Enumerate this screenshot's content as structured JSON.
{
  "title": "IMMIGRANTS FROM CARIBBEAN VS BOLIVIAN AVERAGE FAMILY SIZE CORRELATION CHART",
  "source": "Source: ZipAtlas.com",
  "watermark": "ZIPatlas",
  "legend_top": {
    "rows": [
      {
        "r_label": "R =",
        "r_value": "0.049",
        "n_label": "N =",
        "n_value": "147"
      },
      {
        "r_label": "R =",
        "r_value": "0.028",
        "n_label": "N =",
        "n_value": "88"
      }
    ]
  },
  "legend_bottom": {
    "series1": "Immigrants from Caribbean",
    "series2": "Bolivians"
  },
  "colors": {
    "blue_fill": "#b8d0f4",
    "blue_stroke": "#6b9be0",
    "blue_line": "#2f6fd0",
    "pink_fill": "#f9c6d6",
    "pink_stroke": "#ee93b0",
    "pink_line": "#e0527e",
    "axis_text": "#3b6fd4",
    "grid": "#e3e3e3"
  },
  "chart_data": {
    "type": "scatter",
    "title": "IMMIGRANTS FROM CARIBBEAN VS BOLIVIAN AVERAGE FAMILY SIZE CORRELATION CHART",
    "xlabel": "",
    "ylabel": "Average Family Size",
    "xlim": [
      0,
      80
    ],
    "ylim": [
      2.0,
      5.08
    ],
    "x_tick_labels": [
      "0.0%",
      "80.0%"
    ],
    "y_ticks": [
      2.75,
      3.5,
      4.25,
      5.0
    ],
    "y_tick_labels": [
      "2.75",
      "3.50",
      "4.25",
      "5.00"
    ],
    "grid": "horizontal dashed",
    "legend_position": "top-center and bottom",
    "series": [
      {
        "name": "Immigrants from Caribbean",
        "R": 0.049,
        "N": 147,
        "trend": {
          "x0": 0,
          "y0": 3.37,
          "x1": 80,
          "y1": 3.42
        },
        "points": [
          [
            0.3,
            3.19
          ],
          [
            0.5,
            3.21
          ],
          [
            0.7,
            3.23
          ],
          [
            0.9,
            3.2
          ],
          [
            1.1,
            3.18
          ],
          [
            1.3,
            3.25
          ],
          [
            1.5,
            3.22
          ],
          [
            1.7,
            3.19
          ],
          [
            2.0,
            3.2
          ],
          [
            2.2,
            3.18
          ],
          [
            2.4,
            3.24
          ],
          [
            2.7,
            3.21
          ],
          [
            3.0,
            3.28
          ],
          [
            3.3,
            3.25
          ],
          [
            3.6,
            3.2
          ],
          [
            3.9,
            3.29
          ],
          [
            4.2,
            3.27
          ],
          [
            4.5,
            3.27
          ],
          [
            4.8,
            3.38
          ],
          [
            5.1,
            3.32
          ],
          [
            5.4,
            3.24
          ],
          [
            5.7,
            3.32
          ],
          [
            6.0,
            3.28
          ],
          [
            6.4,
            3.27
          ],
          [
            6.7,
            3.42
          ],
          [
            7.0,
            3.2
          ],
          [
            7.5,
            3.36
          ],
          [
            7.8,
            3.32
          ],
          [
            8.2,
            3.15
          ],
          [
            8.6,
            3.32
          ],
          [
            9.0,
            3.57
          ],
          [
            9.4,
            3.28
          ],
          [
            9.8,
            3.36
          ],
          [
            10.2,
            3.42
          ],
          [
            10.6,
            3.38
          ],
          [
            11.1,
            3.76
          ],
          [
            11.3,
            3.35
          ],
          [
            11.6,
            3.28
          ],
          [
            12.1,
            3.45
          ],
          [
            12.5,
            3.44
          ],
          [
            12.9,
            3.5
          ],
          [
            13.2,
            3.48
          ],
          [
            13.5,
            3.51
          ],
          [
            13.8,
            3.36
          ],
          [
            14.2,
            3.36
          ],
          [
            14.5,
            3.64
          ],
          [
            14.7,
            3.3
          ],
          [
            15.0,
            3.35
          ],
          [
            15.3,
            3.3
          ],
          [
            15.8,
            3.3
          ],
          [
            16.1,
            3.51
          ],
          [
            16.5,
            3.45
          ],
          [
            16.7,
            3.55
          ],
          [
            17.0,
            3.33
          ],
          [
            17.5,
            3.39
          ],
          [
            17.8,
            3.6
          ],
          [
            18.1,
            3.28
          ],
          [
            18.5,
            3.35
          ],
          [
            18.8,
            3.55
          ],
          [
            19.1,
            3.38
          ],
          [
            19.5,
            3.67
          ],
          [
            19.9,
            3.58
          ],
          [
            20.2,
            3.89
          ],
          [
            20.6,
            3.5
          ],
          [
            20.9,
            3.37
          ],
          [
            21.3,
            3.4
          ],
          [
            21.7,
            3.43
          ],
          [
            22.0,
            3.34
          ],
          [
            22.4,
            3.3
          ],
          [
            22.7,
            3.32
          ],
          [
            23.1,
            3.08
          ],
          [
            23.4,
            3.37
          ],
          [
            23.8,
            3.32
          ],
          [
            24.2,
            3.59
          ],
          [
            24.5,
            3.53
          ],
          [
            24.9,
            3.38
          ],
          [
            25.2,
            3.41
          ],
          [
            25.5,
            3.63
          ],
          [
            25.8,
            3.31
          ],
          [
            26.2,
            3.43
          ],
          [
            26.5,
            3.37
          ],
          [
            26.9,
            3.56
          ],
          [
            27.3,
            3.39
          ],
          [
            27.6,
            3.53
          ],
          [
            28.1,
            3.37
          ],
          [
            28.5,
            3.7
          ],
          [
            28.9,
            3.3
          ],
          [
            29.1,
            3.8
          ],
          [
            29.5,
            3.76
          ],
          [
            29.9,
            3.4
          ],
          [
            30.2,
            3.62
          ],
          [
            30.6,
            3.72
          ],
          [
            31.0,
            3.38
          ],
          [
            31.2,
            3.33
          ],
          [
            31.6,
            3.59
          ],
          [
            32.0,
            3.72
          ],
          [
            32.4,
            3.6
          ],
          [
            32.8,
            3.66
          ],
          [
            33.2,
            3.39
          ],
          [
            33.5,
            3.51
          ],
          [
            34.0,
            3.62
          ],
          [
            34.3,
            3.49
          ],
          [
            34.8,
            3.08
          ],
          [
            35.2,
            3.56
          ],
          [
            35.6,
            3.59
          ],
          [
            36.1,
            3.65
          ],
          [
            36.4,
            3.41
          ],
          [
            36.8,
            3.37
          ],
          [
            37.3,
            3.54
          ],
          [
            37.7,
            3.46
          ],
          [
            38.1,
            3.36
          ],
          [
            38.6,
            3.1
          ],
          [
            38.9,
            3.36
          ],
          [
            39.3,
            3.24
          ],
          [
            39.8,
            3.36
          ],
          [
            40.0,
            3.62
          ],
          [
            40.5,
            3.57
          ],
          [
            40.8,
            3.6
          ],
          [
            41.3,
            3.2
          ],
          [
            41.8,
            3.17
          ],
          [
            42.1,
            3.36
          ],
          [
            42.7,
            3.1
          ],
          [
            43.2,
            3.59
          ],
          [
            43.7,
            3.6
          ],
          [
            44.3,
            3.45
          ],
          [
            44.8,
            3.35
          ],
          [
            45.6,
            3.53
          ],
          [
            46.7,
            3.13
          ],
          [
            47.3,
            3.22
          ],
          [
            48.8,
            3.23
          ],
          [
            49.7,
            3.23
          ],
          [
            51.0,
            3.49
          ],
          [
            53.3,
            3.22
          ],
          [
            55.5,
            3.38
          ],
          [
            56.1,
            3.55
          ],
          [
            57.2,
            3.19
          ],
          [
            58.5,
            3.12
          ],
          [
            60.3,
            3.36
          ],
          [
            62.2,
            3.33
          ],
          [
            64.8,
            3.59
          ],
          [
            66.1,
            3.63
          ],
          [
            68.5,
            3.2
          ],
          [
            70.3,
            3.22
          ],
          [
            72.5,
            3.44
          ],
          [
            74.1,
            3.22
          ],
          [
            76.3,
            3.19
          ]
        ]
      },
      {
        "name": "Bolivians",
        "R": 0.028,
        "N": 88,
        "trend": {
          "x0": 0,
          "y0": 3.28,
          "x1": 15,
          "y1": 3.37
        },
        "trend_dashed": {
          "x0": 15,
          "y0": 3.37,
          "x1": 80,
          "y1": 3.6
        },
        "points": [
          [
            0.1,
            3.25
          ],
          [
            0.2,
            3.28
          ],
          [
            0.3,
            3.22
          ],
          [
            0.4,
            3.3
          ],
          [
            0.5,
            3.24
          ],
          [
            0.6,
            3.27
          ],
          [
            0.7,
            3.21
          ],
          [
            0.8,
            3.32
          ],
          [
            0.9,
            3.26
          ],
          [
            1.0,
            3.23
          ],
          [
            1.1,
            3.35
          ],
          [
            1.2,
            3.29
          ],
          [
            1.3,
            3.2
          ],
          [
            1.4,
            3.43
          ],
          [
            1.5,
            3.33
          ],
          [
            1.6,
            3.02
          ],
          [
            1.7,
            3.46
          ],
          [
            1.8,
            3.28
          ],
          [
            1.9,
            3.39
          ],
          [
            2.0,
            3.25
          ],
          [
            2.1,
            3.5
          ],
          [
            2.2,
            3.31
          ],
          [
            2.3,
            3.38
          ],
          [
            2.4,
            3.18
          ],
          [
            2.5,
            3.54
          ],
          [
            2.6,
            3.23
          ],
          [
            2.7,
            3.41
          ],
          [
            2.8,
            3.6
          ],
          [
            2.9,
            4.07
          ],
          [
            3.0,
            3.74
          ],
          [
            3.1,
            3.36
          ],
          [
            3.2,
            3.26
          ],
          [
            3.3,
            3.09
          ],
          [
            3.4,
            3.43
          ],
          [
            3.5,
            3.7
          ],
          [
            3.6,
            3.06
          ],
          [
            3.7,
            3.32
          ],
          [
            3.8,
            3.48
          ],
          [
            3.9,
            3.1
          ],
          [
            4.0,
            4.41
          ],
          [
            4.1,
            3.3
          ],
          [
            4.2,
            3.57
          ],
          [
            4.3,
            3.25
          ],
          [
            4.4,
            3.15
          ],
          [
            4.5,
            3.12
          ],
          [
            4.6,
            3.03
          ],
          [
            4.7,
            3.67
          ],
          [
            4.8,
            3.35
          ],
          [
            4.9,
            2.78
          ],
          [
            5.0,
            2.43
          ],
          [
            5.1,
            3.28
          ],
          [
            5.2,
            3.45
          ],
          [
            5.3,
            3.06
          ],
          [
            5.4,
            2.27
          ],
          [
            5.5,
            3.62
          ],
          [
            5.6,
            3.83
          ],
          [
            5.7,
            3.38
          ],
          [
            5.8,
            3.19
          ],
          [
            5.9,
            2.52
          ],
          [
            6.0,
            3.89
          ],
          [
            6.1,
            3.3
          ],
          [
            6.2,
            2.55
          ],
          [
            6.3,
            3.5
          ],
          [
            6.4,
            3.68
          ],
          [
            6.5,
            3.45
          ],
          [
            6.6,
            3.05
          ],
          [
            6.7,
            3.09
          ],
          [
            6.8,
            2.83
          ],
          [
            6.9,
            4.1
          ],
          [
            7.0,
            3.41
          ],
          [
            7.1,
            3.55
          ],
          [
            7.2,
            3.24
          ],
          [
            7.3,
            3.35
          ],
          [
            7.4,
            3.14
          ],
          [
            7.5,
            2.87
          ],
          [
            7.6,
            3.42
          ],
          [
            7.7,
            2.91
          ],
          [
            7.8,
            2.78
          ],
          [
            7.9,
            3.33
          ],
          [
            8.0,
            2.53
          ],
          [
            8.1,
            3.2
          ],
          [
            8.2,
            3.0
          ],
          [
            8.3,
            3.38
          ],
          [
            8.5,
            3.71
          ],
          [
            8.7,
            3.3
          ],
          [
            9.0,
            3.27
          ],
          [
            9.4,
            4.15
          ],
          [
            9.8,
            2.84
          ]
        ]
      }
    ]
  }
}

THE REQUEST >> From the data above, show each line that contains "name".

SOLVED EXERCISE >>
        "name": "Immigrants from Caribbean",
        "name": "Bolivians",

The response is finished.